**Goal**
In the data below, find every line that has the string "this", and copy it.

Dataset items
::::

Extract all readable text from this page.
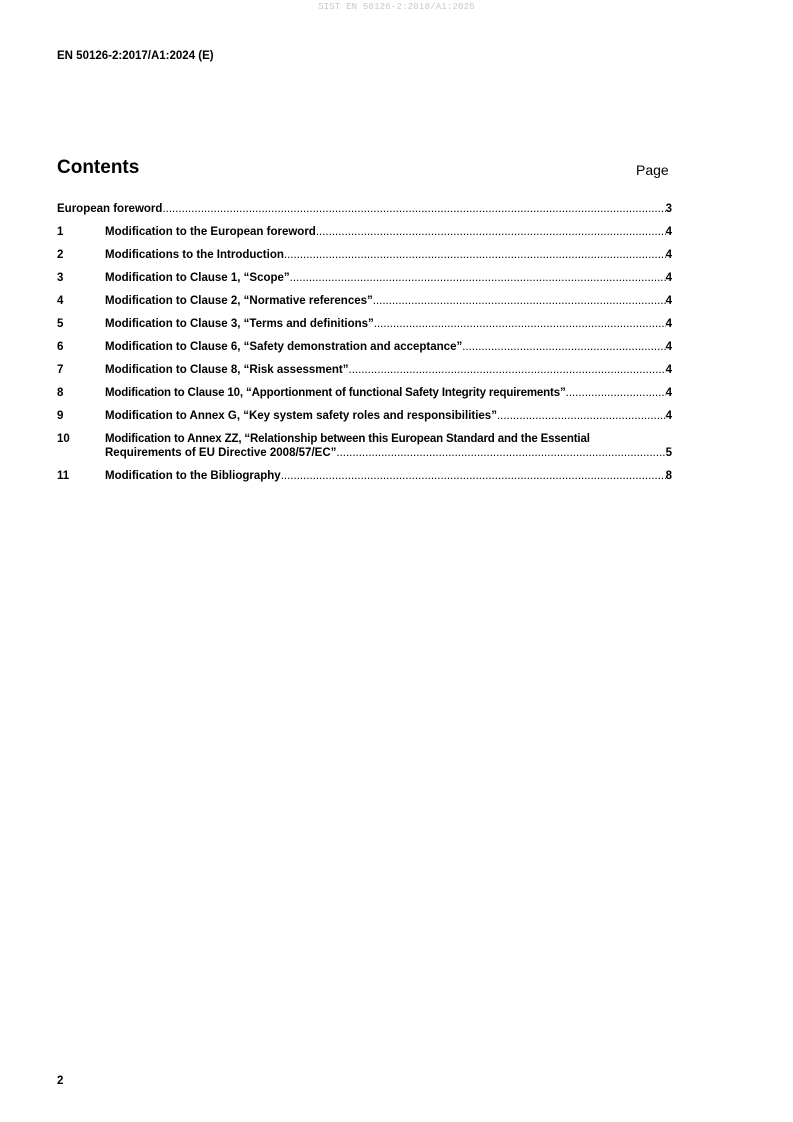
SIST EN 50126-2:2018/A1:2025
EN 50126-2:2017/A1:2024 (E)
Contents	Page
European foreword .....	3
1	Modification to the European foreword .....	4
2	Modifications to the Introduction .....	4
3	Modification to Clause 1, “Scope” .....	4
4	Modification to Clause 2, “Normative references” .....	4
5	Modification to Clause 3, “Terms and definitions” .....	4
6	Modification to Clause 6, “Safety demonstration and acceptance” .....	4
7	Modification to Clause 8, “Risk assessment” .....	4
8	Modification to Clause 10, “Apportionment of functional Safety Integrity requirements” .....	4
9	Modification to Annex G, “Key system safety roles and responsibilities” .....	4
10	Modification to Annex ZZ, “Relationship between this European Standard and the Essential
Requirements of EU Directive 2008/57/EC” .....	5
11	Modification to the Bibliography .....	8
2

::::

**Task response**
Extract all readable text from this page.
10	Modification to Annex ZZ, “Relationship between this European Standard and the Essential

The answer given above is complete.